- **AIM**: List each line holding the string "Galectin".

Stored dataset items
--
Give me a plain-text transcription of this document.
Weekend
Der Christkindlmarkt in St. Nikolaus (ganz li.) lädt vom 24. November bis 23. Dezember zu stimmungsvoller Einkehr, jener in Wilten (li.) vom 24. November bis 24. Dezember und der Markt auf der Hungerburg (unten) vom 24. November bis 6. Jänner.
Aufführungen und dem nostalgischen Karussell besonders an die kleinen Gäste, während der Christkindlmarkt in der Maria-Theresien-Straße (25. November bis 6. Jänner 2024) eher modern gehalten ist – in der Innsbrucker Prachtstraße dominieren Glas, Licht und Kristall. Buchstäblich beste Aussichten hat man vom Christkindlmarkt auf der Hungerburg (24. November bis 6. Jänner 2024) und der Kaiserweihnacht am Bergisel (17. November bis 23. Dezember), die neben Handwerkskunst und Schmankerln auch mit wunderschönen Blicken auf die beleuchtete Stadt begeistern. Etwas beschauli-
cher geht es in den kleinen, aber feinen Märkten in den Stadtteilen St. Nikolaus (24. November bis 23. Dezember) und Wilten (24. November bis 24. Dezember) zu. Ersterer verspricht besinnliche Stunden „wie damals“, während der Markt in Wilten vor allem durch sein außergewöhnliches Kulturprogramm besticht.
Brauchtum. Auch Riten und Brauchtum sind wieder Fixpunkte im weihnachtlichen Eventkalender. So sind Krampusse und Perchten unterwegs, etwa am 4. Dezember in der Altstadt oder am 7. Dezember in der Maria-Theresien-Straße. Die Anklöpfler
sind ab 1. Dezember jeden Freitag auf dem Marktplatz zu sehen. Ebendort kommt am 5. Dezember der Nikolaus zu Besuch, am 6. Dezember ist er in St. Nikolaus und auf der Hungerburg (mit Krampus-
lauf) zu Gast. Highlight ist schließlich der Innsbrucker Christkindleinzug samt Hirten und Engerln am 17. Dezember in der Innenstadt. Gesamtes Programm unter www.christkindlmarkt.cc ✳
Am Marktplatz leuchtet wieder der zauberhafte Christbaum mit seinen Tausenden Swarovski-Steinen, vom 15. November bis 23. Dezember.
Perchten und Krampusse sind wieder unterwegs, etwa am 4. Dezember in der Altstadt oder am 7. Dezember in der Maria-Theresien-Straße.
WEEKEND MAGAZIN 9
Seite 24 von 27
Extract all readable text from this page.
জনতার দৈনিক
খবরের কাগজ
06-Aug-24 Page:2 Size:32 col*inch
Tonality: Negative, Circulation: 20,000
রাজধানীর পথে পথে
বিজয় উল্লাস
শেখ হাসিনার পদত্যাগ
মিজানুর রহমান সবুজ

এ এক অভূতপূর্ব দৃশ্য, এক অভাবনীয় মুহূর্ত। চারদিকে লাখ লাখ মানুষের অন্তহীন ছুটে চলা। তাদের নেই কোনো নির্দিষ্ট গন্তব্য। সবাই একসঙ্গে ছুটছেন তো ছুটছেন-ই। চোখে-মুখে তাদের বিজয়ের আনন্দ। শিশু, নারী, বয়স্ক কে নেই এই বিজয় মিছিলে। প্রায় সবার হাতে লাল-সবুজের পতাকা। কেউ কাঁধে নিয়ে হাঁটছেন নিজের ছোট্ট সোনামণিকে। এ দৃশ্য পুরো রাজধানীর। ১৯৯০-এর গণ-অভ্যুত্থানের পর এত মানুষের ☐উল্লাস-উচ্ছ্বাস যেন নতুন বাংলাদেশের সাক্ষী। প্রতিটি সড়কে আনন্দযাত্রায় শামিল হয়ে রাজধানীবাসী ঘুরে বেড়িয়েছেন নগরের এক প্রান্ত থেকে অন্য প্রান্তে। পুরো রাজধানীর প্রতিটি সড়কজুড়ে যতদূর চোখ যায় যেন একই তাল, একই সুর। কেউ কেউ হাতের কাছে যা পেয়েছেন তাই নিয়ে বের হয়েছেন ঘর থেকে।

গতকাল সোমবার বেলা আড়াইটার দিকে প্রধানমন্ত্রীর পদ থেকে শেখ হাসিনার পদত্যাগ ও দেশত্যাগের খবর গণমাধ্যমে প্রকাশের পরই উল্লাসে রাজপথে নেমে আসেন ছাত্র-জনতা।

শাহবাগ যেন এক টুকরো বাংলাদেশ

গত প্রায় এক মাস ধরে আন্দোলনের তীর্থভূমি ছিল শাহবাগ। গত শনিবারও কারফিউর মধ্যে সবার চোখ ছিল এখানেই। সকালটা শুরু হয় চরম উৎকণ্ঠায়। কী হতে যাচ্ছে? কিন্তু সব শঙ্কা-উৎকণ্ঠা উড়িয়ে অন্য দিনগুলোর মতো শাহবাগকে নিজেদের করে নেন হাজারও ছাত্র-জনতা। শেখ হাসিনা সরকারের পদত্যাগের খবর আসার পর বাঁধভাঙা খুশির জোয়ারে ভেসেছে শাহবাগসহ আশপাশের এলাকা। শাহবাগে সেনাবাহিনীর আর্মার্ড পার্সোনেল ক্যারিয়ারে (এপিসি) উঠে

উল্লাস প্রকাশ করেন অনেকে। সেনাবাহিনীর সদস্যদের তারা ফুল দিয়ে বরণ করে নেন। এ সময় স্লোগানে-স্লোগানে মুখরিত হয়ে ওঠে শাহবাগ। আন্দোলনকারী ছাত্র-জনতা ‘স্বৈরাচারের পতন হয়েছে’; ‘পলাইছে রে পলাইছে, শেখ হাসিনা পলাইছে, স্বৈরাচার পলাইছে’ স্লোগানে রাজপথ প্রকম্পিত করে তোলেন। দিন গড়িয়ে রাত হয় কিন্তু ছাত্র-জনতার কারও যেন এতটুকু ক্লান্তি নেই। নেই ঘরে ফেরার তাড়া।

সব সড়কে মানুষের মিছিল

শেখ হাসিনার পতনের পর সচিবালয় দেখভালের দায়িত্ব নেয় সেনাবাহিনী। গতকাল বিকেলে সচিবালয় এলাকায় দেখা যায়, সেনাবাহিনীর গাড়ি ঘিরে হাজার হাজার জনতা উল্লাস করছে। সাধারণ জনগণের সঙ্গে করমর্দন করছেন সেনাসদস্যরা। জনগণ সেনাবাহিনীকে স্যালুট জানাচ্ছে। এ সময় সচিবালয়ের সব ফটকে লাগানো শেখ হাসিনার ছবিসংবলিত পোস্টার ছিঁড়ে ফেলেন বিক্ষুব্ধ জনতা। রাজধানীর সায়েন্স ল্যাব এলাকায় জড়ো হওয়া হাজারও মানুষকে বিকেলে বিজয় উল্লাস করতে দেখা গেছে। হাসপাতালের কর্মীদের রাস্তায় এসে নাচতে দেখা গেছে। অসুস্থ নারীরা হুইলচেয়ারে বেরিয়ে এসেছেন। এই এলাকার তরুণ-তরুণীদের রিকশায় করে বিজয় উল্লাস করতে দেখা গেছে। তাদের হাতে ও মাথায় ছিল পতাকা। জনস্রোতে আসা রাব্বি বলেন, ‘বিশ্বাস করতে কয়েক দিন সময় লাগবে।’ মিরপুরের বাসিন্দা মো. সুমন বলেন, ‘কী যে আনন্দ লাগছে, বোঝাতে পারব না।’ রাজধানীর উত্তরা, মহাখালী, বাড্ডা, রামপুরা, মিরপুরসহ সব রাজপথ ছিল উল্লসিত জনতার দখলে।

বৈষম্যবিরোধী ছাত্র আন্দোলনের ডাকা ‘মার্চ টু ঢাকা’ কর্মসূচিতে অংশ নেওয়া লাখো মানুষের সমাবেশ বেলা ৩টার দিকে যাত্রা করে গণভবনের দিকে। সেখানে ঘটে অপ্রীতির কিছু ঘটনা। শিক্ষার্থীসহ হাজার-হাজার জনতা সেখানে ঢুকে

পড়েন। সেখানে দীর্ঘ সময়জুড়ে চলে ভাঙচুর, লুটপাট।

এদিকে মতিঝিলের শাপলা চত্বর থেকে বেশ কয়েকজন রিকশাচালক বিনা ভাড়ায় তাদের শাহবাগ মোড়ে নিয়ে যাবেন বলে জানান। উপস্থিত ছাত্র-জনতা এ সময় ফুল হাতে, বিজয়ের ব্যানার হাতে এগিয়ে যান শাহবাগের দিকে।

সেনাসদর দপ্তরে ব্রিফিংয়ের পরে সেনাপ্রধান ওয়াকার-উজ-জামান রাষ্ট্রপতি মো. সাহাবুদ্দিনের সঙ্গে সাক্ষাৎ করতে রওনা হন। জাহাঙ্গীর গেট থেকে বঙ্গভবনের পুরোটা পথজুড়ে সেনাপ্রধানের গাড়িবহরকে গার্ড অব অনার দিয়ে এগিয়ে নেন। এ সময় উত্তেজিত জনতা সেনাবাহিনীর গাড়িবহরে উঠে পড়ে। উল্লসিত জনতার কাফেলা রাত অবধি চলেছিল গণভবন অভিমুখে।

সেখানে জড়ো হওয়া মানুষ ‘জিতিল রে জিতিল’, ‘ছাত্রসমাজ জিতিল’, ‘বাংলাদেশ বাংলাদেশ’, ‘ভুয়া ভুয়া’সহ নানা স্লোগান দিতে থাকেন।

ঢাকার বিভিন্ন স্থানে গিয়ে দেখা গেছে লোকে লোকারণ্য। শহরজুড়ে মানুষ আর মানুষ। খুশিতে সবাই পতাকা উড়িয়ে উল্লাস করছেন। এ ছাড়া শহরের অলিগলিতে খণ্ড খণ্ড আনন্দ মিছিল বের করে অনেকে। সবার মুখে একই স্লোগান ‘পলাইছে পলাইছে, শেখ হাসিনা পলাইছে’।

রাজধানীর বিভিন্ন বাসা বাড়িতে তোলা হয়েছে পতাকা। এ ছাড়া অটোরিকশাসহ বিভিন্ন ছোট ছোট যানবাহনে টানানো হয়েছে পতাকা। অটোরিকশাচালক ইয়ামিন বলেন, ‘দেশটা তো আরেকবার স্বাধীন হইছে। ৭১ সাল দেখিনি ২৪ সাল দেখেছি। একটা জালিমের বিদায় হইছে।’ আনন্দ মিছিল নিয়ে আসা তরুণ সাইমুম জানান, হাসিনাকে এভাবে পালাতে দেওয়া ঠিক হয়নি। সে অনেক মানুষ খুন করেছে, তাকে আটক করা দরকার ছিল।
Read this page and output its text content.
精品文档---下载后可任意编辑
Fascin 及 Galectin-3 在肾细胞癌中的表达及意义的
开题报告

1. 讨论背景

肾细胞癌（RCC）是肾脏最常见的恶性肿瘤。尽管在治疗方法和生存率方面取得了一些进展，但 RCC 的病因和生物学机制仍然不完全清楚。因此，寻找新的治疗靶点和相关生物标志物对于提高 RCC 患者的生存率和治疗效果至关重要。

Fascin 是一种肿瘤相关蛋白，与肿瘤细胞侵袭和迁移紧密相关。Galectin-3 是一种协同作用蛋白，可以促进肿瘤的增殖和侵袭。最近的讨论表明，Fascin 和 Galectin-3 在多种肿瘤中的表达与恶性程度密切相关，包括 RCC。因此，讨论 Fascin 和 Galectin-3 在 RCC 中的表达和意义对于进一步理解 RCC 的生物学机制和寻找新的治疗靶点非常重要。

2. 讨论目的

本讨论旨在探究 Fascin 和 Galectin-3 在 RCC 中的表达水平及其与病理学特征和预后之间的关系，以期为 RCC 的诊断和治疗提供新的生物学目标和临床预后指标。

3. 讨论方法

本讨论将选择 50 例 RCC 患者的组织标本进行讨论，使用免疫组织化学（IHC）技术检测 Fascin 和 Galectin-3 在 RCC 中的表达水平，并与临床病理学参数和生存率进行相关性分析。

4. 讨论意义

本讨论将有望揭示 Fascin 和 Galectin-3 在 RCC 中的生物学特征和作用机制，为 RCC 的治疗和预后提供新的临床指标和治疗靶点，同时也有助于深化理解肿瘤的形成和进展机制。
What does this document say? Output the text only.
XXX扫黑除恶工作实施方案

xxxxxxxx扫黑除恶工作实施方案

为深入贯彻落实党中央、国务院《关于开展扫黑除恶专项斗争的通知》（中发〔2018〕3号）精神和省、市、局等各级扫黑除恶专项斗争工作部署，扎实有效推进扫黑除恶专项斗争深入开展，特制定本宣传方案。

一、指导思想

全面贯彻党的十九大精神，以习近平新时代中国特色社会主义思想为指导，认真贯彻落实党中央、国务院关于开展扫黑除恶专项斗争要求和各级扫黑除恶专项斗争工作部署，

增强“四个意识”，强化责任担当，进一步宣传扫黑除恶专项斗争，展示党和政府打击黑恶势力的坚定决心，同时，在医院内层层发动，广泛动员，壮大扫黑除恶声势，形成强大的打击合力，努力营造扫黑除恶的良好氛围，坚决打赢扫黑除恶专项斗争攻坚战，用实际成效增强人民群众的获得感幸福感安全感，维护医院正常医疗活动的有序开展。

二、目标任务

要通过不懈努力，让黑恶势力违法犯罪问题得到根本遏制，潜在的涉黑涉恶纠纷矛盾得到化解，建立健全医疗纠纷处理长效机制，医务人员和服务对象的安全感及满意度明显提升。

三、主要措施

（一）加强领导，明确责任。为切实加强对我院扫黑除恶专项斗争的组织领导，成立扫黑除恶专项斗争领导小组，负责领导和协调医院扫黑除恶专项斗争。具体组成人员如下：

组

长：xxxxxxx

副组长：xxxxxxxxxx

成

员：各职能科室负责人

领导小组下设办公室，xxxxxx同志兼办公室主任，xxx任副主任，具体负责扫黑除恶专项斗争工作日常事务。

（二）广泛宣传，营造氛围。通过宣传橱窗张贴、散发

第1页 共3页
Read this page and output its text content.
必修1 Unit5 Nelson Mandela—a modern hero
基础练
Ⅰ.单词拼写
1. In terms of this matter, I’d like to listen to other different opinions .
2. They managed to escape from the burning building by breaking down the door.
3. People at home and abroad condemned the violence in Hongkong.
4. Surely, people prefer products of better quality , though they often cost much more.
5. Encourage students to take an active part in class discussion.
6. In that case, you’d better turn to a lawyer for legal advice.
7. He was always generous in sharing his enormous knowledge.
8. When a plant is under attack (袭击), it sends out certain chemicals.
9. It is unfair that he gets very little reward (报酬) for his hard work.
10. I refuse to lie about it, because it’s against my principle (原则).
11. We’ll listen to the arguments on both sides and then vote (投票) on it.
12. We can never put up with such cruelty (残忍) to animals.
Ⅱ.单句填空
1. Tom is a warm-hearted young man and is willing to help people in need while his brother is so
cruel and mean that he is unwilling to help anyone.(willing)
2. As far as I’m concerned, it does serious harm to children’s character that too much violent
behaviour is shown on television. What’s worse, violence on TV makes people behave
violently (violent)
--
- **PROBLEM SOLUTION**:
Fascin 及 Galectin-3 在肾细胞癌中的表达及意义的
Fascin 是一种肿瘤相关蛋白，与肿瘤细胞侵袭和迁移紧密相关。Galectin-3 是一种协同作用蛋白，可以促进肿瘤的增殖和侵袭。最近的讨论表明，Fascin 和 Galectin-3 在多种肿瘤中的表达与恶性程度密切相关，包括 RCC。因此，讨论 Fascin 和 Galectin-3 在 RCC 中的表达和意义对于进一步理解 RCC 的生物学机制和寻找新的治疗靶点非常重要。
本讨论旨在探究 Fascin 和 Galectin-3 在 RCC 中的表达水平及其与病理学特征和预后之间的关系，以期为 RCC 的诊断和治疗提供新的生物学目标和临床预后指标。
本讨论将选择 50 例 RCC 患者的组织标本进行讨论，使用免疫组织化学（IHC）技术检测 Fascin 和 Galectin-3 在 RCC 中的表达水平，并与临床病理学参数和生存率进行相关性分析。
本讨论将有望揭示 Fascin 和 Galectin-3 在 RCC 中的生物学特征和作用机制，为 RCC 的治疗和预后提供新的临床指标和治疗靶点，同时也有助于深化理解肿瘤的形成和进展机制。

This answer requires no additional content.